= Selected passage =
----------
The BSP shifted formally to inflation targeting in January 2002. Meanwhile, efforts of the monetary authorities have been focused on refining the operational details for the implementation of inflation targeting. Two of the operational challenges involve addressing the informational requirements of an inflation-targeting regime and adopting specific measures to enhance the transparency of monetary policy.

Informational Implications of Inflation Targeting

Inflation targeting is described as an information-intensive approach to monetary policy because of its emphasis on transparency and its use of a large set of economic variables to guide monetary policy setting.

In the past, monetary policy decisions in the Philippines relied for the most part on information on monetary aggregates, which served as operating targets under the monetary targeting framework employed by the BSP. However, financial liberalization has limited the effectiveness of monetary aggregates both as a lever of monetary policy and as an indicator of the monetary stance. For example, during the mid-1990s, headline inflation remained largely on track despite the fact that, because of surges in capital inflows, base money was above ceilings set under the IMF-supported economic program. By contrast, inflation rose to double-digit levels in 1995 following a shortage in the supply of rice, even as base money levels remained within program ceilings. In reaction to these developments, the BSP adopted in 1995 a modified targeting approach, which placed stronger emphasis on the price stability objective and less on rigid adherence to prespecified monetary aggregate ceilings (Guinigundo, 1999). This change also called for the use of a larger set of information variables in the conduct of monetary policy.
----------
= Extracted entries =
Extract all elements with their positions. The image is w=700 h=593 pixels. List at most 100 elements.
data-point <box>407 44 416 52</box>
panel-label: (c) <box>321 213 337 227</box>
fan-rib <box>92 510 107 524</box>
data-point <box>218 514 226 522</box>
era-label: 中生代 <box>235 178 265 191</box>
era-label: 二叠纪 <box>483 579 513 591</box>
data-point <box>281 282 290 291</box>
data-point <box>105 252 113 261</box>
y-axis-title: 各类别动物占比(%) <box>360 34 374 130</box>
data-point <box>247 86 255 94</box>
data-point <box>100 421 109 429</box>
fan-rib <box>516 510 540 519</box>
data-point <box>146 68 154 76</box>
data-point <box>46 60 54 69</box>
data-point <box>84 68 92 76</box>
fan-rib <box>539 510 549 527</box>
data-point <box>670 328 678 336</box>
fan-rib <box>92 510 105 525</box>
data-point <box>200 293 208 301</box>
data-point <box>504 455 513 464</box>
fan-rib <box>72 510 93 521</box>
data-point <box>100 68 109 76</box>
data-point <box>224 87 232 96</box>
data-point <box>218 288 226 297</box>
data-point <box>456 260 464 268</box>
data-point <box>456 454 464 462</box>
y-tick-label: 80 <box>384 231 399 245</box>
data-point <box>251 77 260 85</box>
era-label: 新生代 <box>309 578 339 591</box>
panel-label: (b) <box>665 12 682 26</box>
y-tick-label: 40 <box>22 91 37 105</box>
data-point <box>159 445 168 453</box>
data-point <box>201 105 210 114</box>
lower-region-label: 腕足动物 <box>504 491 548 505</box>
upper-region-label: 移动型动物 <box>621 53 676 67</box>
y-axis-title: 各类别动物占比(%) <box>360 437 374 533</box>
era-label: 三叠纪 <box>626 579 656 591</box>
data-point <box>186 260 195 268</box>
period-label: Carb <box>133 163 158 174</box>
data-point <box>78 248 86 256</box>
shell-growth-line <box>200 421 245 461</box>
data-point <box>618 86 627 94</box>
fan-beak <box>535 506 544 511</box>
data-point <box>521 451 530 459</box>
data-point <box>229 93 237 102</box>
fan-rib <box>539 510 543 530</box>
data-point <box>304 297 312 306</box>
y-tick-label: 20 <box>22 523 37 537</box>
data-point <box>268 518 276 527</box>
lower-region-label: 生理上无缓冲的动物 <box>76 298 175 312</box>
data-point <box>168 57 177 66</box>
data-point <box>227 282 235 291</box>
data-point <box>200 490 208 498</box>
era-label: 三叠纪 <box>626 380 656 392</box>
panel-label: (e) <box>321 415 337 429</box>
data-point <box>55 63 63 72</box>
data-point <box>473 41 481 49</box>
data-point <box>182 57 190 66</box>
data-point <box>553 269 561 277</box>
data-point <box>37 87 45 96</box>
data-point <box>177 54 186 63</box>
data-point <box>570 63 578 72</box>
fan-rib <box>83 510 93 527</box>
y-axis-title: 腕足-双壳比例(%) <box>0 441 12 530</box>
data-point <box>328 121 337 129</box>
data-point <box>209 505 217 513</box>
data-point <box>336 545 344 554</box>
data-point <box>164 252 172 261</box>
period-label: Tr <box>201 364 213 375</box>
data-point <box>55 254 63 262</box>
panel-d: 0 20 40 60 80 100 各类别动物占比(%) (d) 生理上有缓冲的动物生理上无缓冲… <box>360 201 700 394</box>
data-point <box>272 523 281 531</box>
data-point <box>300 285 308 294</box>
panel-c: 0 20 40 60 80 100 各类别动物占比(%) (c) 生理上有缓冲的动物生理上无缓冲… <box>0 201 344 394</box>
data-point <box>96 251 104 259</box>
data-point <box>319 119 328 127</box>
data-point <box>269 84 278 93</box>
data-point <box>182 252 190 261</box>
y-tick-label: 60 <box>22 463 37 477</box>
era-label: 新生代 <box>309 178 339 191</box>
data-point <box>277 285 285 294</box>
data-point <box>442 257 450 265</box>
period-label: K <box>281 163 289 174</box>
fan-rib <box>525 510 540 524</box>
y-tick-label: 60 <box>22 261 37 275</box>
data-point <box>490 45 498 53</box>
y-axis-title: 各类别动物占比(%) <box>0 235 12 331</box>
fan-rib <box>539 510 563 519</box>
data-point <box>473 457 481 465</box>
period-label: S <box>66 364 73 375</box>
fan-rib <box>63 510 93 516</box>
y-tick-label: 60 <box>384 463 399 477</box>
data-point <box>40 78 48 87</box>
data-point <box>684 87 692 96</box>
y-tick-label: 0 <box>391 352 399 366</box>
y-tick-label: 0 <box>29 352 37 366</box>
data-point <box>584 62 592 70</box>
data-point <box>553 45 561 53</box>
----------
= Exercise tasks =
A - Transcribe the passage on inflation targeting in the Philippines from "Informational Implications of" up to and including "monetary policy setting.".
B - According to the passage on inflation targeting in the Philippines, why is inflation targeting called an information-intensive approach to monetary policy? Answer in one to three sentences.
C - Check each statement against the passage on inflation targeting in the Philippines. Answer yes or no, and quote the words that decide it.
(i) The BSP formally shifted to inflation targeting in January 2002.
(ii) When inflation rose to double-digit levels in 1995, base money was above the program ceilings.
(iii) The modified targeting approach adopted in 1995 put less emphasis on rigid adherence to prespecified monetary aggregate ceilings.

= Solutions below =
A -
Informational Implications of Inflation Targeting

Inflation targeting is described as an information-intensive approach to monetary policy because of its emphasis on transparency and its use of a large set of economic variables to guide monetary policy setting.

B - Inflation targeting is called information-intensive because it emphasizes transparency. It also uses a large set of economic variables to guide how monetary policy is set.

C -
(i) Yes: "The BSP shifted formally to inflation targeting in January 2002."
(ii) No: "even as base money levels remained within program ceilings."
(iii) Yes: "placed stronger emphasis on the price stability objective and less on rigid adherence to prespecified monetary aggregate ceilings"